AVAILABLE RECORDS>
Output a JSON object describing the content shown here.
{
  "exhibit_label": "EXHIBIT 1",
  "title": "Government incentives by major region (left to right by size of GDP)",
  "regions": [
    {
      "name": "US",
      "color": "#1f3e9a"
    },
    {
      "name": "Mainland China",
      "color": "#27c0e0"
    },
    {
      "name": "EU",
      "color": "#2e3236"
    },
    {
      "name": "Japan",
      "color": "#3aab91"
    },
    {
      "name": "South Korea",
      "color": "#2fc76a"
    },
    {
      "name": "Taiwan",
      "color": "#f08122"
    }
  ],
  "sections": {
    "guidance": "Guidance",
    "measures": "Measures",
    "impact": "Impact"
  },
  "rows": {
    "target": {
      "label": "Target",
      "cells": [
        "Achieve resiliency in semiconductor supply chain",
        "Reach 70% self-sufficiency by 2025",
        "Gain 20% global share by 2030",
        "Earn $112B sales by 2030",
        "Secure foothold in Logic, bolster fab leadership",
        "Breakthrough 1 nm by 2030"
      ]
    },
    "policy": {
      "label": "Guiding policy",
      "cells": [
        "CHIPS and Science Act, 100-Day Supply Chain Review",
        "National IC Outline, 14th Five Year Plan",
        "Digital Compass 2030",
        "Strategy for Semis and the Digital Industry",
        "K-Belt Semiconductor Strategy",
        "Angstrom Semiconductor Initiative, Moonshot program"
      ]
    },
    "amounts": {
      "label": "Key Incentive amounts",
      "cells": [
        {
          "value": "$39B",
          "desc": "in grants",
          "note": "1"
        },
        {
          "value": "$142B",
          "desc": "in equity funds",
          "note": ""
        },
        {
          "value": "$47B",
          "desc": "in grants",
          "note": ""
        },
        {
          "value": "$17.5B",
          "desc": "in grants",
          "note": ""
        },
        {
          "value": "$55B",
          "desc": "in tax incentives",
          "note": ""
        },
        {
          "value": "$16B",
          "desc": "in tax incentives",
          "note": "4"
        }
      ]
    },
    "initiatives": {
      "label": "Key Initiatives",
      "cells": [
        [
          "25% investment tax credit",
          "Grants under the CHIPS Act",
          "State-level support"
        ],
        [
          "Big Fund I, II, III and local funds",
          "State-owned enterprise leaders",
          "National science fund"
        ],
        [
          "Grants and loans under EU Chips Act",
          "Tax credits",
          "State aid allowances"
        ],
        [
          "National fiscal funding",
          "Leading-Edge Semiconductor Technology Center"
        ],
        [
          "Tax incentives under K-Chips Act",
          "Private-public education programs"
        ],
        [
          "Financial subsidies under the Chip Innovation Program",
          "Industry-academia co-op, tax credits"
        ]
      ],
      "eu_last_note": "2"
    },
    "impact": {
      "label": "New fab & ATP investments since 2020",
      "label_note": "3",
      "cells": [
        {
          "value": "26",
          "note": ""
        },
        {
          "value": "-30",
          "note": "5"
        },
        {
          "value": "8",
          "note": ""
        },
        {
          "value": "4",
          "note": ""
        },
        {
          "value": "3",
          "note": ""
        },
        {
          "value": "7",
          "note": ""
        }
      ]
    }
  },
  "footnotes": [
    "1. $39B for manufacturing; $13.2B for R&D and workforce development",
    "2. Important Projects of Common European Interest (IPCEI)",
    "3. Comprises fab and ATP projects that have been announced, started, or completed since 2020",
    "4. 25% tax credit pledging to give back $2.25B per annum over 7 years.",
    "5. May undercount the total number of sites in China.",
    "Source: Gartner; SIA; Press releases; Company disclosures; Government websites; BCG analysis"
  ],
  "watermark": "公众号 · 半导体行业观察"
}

EXERCISE>
Reproduce the entire listing word for word.

PROBLEM SOLUTION>
Output a JSON object describing the content shown here.
{
  "exhibit_label": "EXHIBIT 1",
  "title": "Government incentives by major region (left to right by size of GDP)",
  "regions": [
    {
      "name": "US",
      "color": "#1f3e9a"
    },
    {
      "name": "Mainland China",
      "color": "#27c0e0"
    },
    {
      "name": "EU",
      "color": "#2e3236"
    },
    {
      "name": "Japan",
      "color": "#3aab91"
    },
    {
      "name": "South Korea",
      "color": "#2fc76a"
    },
    {
      "name": "Taiwan",
      "color": "#f08122"
    }
  ],
  "sections": {
    "guidance": "Guidance",
    "measures": "Measures",
    "impact": "Impact"
  },
  "rows": {
    "target": {
      "label": "Target",
      "cells": [
        "Achieve resiliency in semiconductor supply chain",
        "Reach 70% self-sufficiency by 2025",
        "Gain 20% global share by 2030",
        "Earn $112B sales by 2030",
        "Secure foothold in Logic, bolster fab leadership",
        "Breakthrough 1 nm by 2030"
      ]
    },
    "policy": {
      "label": "Guiding policy",
      "cells": [
        "CHIPS and Science Act, 100-Day Supply Chain Review",
        "National IC Outline, 14th Five Year Plan",
        "Digital Compass 2030",
        "Strategy for Semis and the Digital Industry",
        "K-Belt Semiconductor Strategy",
        "Angstrom Semiconductor Initiative, Moonshot program"
      ]
    },
    "amounts": {
      "label": "Key Incentive amounts",
      "cells": [
        {
          "value": "$39B",
          "desc": "in grants",
          "note": "1"
        },
        {
          "value": "$142B",
          "desc": "in equity funds",
          "note": ""
        },
        {
          "value": "$47B",
          "desc": "in grants",
          "note": ""
        },
        {
          "value": "$17.5B",
          "desc": "in grants",
          "note": ""
        },
        {
          "value": "$55B",
          "desc": "in tax incentives",
          "note": ""
        },
        {
          "value": "$16B",
          "desc": "in tax incentives",
          "note": "4"
        }
      ]
    },
    "initiatives": {
      "label": "Key Initiatives",
      "cells": [
        [
          "25% investment tax credit",
          "Grants under the CHIPS Act",
          "State-level support"
        ],
        [
          "Big Fund I, II, III and local funds",
          "State-owned enterprise leaders",
          "National science fund"
        ],
        [
          "Grants and loans under EU Chips Act",
          "Tax credits",
          "State aid allowances"
        ],
        [
          "National fiscal funding",
          "Leading-Edge Semiconductor Technology Center"
        ],
        [
          "Tax incentives under K-Chips Act",
          "Private-public education programs"
        ],
        [
          "Financial subsidies under the Chip Innovation Program",
          "Industry-academia co-op, tax credits"
        ]
      ],
      "eu_last_note": "2"
    },
    "impact": {
      "label": "New fab & ATP investments since 2020",
      "label_note": "3",
      "cells": [
        {
          "value": "26",
          "note": ""
        },
        {
          "value": "-30",
          "note": "5"
        },
        {
          "value": "8",
          "note": ""
        },
        {
          "value": "4",
          "note": ""
        },
        {
          "value": "3",
          "note": ""
        },
        {
          "value": "7",
          "note": ""
        }
      ]
    }
  },
  "footnotes": [
    "1. $39B for manufacturing; $13.2B for R&D and workforce development",
    "2. Important Projects of Common European Interest (IPCEI)",
    "3. Comprises fab and ATP projects that have been announced, started, or completed since 2020",
    "4. 25% tax credit pledging to give back $2.25B per annum over 7 years.",
    "5. May undercount the total number of sites in China.",
    "Source: Gartner; SIA; Press releases; Company disclosures; Government websites; BCG analysis"
  ],
  "watermark": "公众号 · 半导体行业观察"
}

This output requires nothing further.